Source records:

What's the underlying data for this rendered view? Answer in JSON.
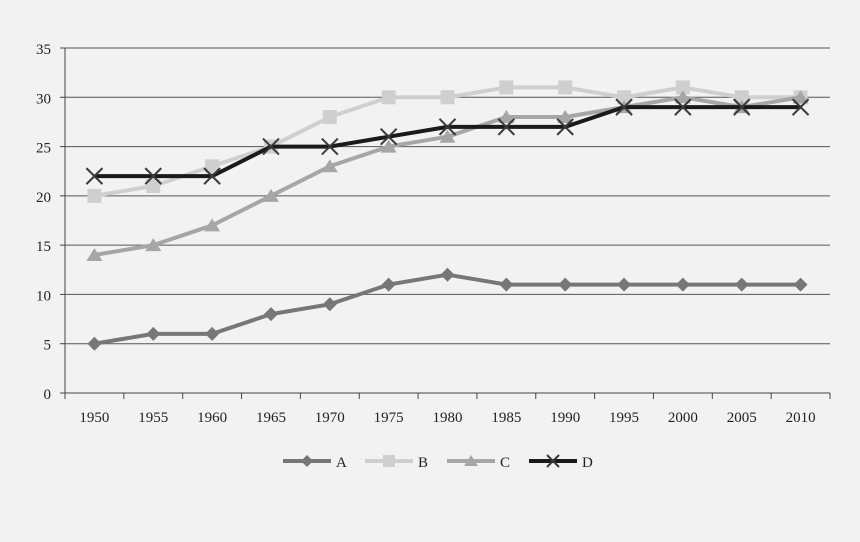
{
  "chart_data": {
    "type": "line",
    "title": "",
    "xlabel": "",
    "ylabel": "",
    "ylim": [
      0,
      35
    ],
    "y_ticks": [
      0,
      5,
      10,
      15,
      20,
      25,
      30,
      35
    ],
    "grid": "horizontal",
    "legend_position": "bottom",
    "categories": [
      "1950",
      "1955",
      "1960",
      "1965",
      "1970",
      "1975",
      "1980",
      "1985",
      "1990",
      "1995",
      "2000",
      "2005",
      "2010"
    ],
    "series": [
      {
        "name": "A",
        "color": "#777777",
        "marker": "diamond",
        "values": [
          5,
          6,
          6,
          8,
          9,
          11,
          12,
          11,
          11,
          11,
          11,
          11,
          11
        ]
      },
      {
        "name": "B",
        "color": "#cfcfcf",
        "marker": "square",
        "values": [
          20,
          21,
          23,
          25,
          28,
          30,
          30,
          31,
          31,
          30,
          31,
          30,
          30
        ]
      },
      {
        "name": "C",
        "color": "#a6a6a6",
        "marker": "triangle",
        "values": [
          14,
          15,
          17,
          20,
          23,
          25,
          26,
          28,
          28,
          29,
          30,
          29,
          30
        ]
      },
      {
        "name": "D",
        "color": "#1a1a1a",
        "marker": "x",
        "values": [
          22,
          22,
          22,
          25,
          25,
          26,
          27,
          27,
          27,
          29,
          29,
          29,
          29
        ]
      }
    ]
  }
}
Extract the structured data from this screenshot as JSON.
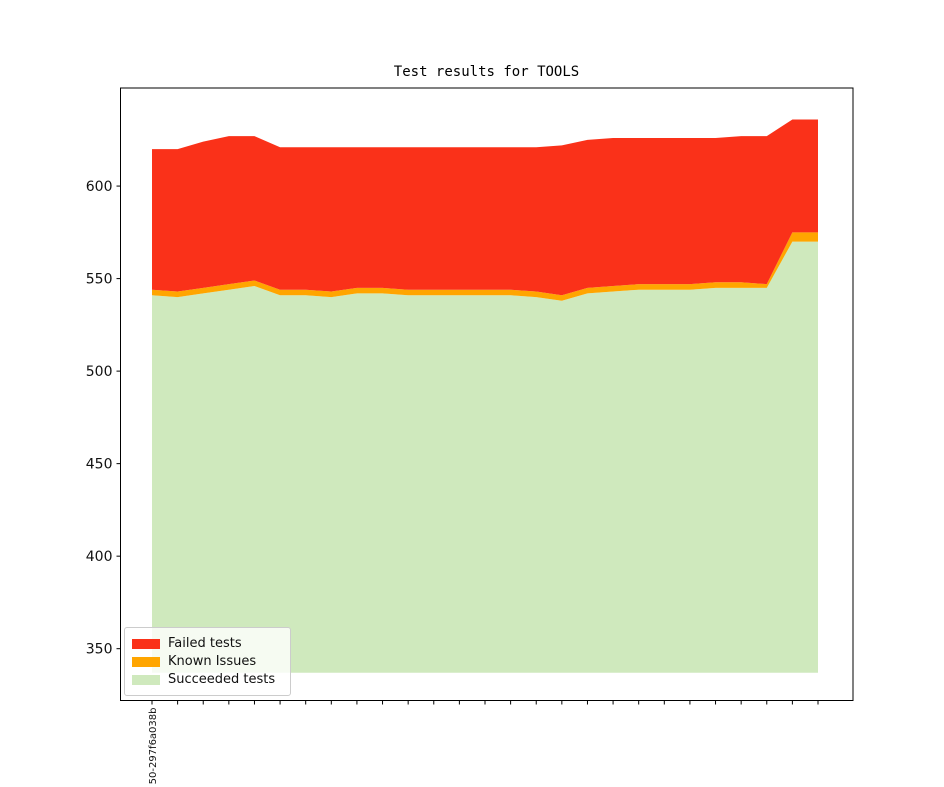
{
  "title": "Test results for TOOLS",
  "legend": {
    "position": "lower left",
    "entries": [
      {
        "label": "Failed tests",
        "color": "#fa3119"
      },
      {
        "label": "Known Issues",
        "color": "#ffa500"
      },
      {
        "label": "Succeeded tests",
        "color": "#cfe9bd"
      }
    ]
  },
  "chart_data": {
    "type": "area",
    "stacked": true,
    "title": "Test results for TOOLS",
    "xlabel": "",
    "ylabel": "",
    "x_tick_count": 27,
    "x_tick_labels": [
      "50-297f6a038b"
    ],
    "yticks": [
      350,
      400,
      450,
      500,
      550,
      600
    ],
    "ylim": [
      322,
      653
    ],
    "baseline": 337,
    "grid": false,
    "series": [
      {
        "name": "Succeeded tests",
        "color": "#cfe9bd",
        "values": [
          541,
          540,
          542,
          544,
          546,
          541,
          541,
          540,
          542,
          542,
          541,
          541,
          541,
          541,
          541,
          540,
          538,
          542,
          543,
          544,
          544,
          544,
          545,
          545,
          545,
          570,
          570
        ]
      },
      {
        "name": "Known Issues",
        "color": "#ffa500",
        "values": [
          3,
          3,
          3,
          3,
          3,
          3,
          3,
          3,
          3,
          3,
          3,
          3,
          3,
          3,
          3,
          3,
          3,
          3,
          3,
          3,
          3,
          3,
          3,
          3,
          2,
          5,
          5
        ]
      },
      {
        "name": "Failed tests",
        "color": "#fa3119",
        "values": [
          76,
          77,
          79,
          80,
          78,
          77,
          77,
          78,
          76,
          76,
          77,
          77,
          77,
          77,
          77,
          78,
          81,
          80,
          80,
          79,
          79,
          79,
          78,
          79,
          80,
          61,
          61
        ]
      }
    ],
    "totals": [
      620,
      620,
      624,
      627,
      627,
      621,
      621,
      621,
      621,
      621,
      621,
      621,
      621,
      621,
      621,
      621,
      622,
      625,
      626,
      626,
      626,
      626,
      626,
      627,
      627,
      636,
      636
    ]
  }
}
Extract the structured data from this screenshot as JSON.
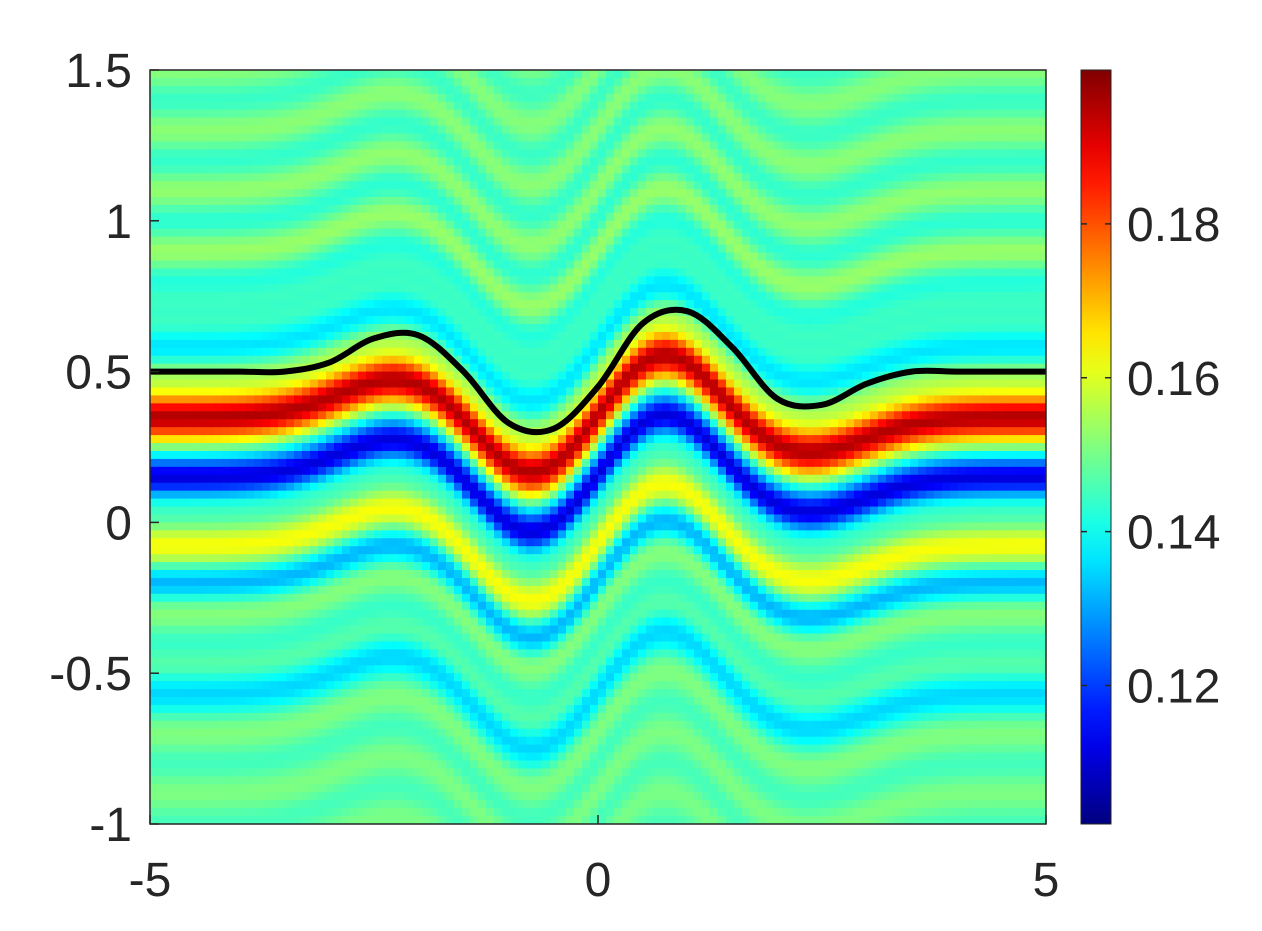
{
  "chart_data": {
    "type": "heatmap",
    "title": "",
    "xlabel": "",
    "ylabel": "",
    "xlim": [
      -5,
      5
    ],
    "ylim": [
      -1,
      1.5
    ],
    "x_ticks": [
      {
        "value": -5,
        "label": "-5"
      },
      {
        "value": 0,
        "label": "0"
      },
      {
        "value": 5,
        "label": "5"
      }
    ],
    "y_ticks": [
      {
        "value": -1,
        "label": "-1"
      },
      {
        "value": -0.5,
        "label": "-0.5"
      },
      {
        "value": 0,
        "label": "0"
      },
      {
        "value": 0.5,
        "label": "0.5"
      },
      {
        "value": 1,
        "label": "1"
      },
      {
        "value": 1.5,
        "label": "1.5"
      }
    ],
    "colormap": "jet",
    "colorbar": {
      "limits": [
        0.102,
        0.2
      ],
      "ticks": [
        {
          "value": 0.12,
          "label": "0.12"
        },
        {
          "value": 0.14,
          "label": "0.14"
        },
        {
          "value": 0.16,
          "label": "0.16"
        },
        {
          "value": 0.18,
          "label": "0.18"
        }
      ]
    },
    "field": {
      "baseline_value": 0.148,
      "interface_baseline_y": 0.5,
      "interface_bumps": [
        {
          "x": -2.2,
          "amplitude": 0.13,
          "width": 0.95
        },
        {
          "x": -0.75,
          "amplitude": -0.2,
          "width": 0.8
        },
        {
          "x": 0.75,
          "amplitude": 0.22,
          "width": 0.8
        },
        {
          "x": 2.3,
          "amplitude": -0.12,
          "width": 0.95
        }
      ],
      "bands": [
        {
          "offset": -0.14,
          "amplitude": 0.048,
          "thickness": 0.075
        },
        {
          "offset": -0.36,
          "amplitude": -0.038,
          "thickness": 0.065
        },
        {
          "offset": -0.56,
          "amplitude": 0.012,
          "thickness": 0.07
        },
        {
          "offset": -0.7,
          "amplitude": -0.012,
          "thickness": 0.06
        },
        {
          "offset": -1.05,
          "amplitude": -0.012,
          "thickness": 0.07
        },
        {
          "offset": 0.05,
          "amplitude": -0.008,
          "thickness": 0.06
        },
        {
          "offset": 0.2,
          "amplitude": -0.01,
          "thickness": 0.05
        }
      ],
      "stripe_amplitude": 0.007,
      "stripe_period": 0.2
    },
    "series": [
      {
        "type": "line",
        "color": "#000000",
        "x": [
          -5,
          -4.5,
          -4,
          -3.5,
          -3,
          -2.5,
          -2,
          -1.5,
          -1,
          -0.5,
          0,
          0.5,
          1,
          1.5,
          2,
          2.5,
          3,
          3.5,
          4,
          4.5,
          5
        ],
        "y": [
          0.5,
          0.5,
          0.5,
          0.5,
          0.53,
          0.61,
          0.62,
          0.5,
          0.33,
          0.31,
          0.45,
          0.66,
          0.7,
          0.58,
          0.41,
          0.39,
          0.46,
          0.5,
          0.5,
          0.5,
          0.5
        ]
      }
    ]
  }
}
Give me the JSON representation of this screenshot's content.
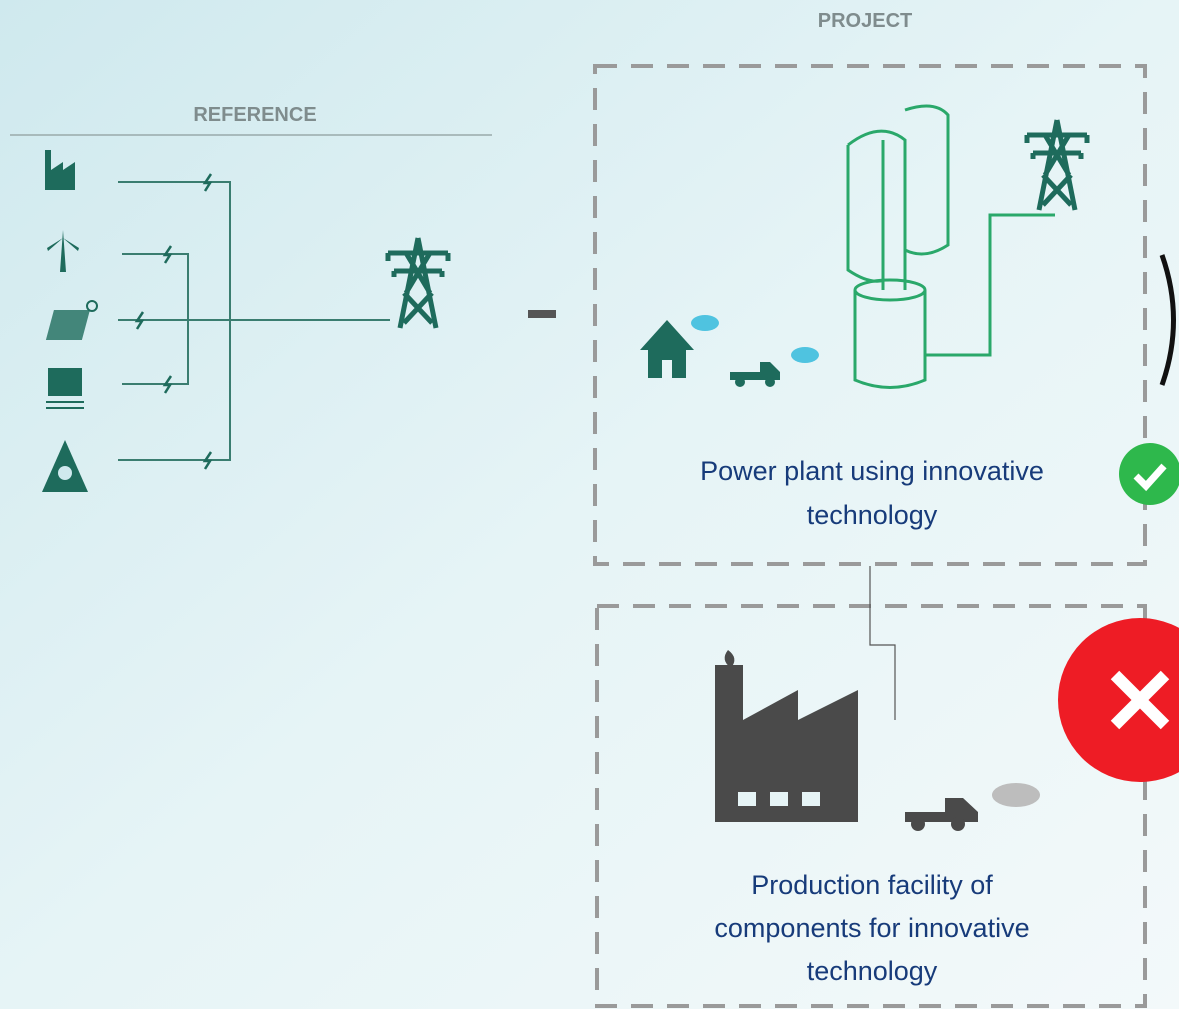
{
  "reference": {
    "title": "REFERENCE"
  },
  "project": {
    "title": "PROJECT",
    "power_plant": {
      "label_lines": [
        "Power plant using innovative",
        "technology"
      ]
    },
    "production_facility": {
      "label_lines": [
        "Production facility of",
        "components for innovative",
        "technology"
      ]
    }
  }
}
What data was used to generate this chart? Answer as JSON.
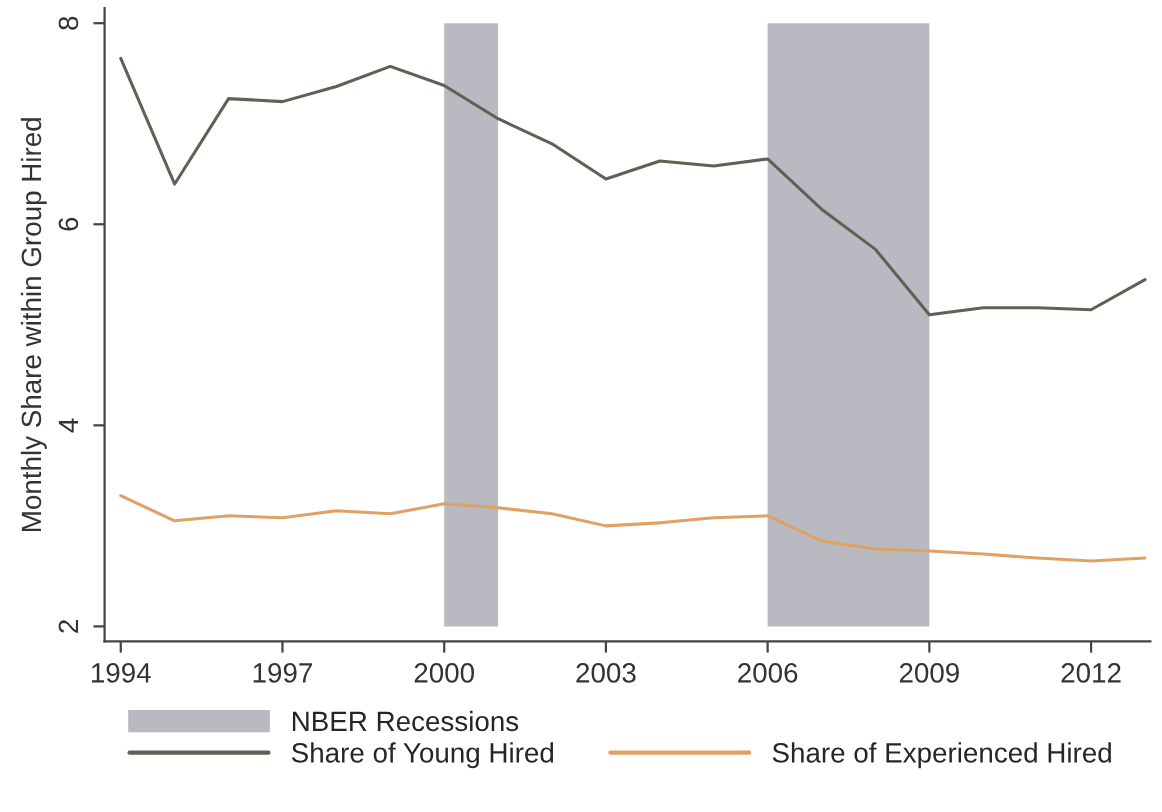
{
  "chart_data": {
    "type": "line",
    "ylabel": "Monthly Share within Group Hired",
    "x": [
      1994,
      1995,
      1996,
      1997,
      1998,
      1999,
      2000,
      2001,
      2002,
      2003,
      2004,
      2005,
      2006,
      2007,
      2008,
      2009,
      2010,
      2011,
      2012,
      2013
    ],
    "series": [
      {
        "name": "Share of Young Hired",
        "color": "#5c6352",
        "values": [
          7.65,
          6.4,
          7.25,
          7.22,
          7.37,
          7.57,
          7.38,
          7.05,
          6.8,
          6.45,
          6.63,
          6.58,
          6.65,
          6.15,
          5.75,
          5.1,
          5.17,
          5.17,
          5.15,
          5.45
        ]
      },
      {
        "name": "Share of Experienced Hired",
        "color": "#e0a264",
        "values": [
          3.3,
          3.05,
          3.1,
          3.08,
          3.15,
          3.12,
          3.22,
          3.18,
          3.12,
          3.0,
          3.03,
          3.08,
          3.1,
          2.85,
          2.77,
          2.75,
          2.72,
          2.68,
          2.65,
          2.68
        ]
      }
    ],
    "bands": [
      {
        "axis": "x",
        "from": 2000,
        "to": 2001,
        "label": "NBER Recessions",
        "color": "#b9b9c1"
      },
      {
        "axis": "x",
        "from": 2006,
        "to": 2009,
        "label": null,
        "color": "#b9b9c1"
      }
    ],
    "xlim": [
      1993.7,
      2013.1
    ],
    "xticks": [
      1994,
      1997,
      2000,
      2003,
      2006,
      2009,
      2012
    ],
    "ylim": [
      1.85,
      8.15
    ],
    "yticks": [
      2,
      4,
      6,
      8
    ],
    "grid": false,
    "legend": "bottom",
    "line_style": "solid",
    "marker": "none"
  }
}
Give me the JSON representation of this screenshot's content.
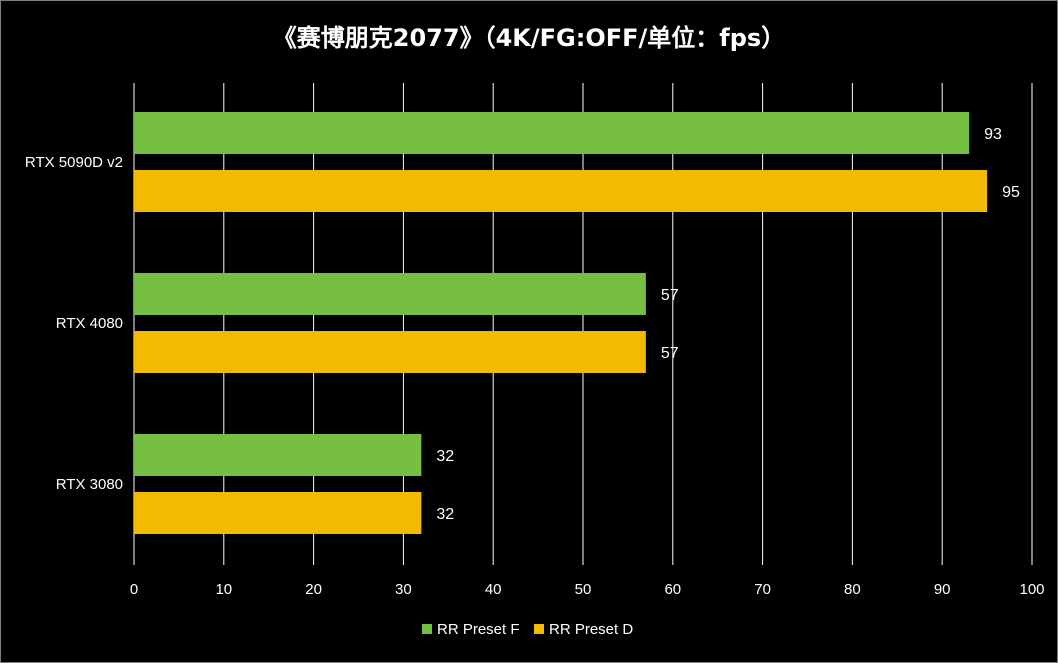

◆ Brief
Among the entries above, identify all lines with "Share" and copy them.

◆ Solution to the exercise
    "ylabel": "Monthly Share within Group Hired",
        "name": "Share of Young Hired",
        "name": "Share of Experienced Hired",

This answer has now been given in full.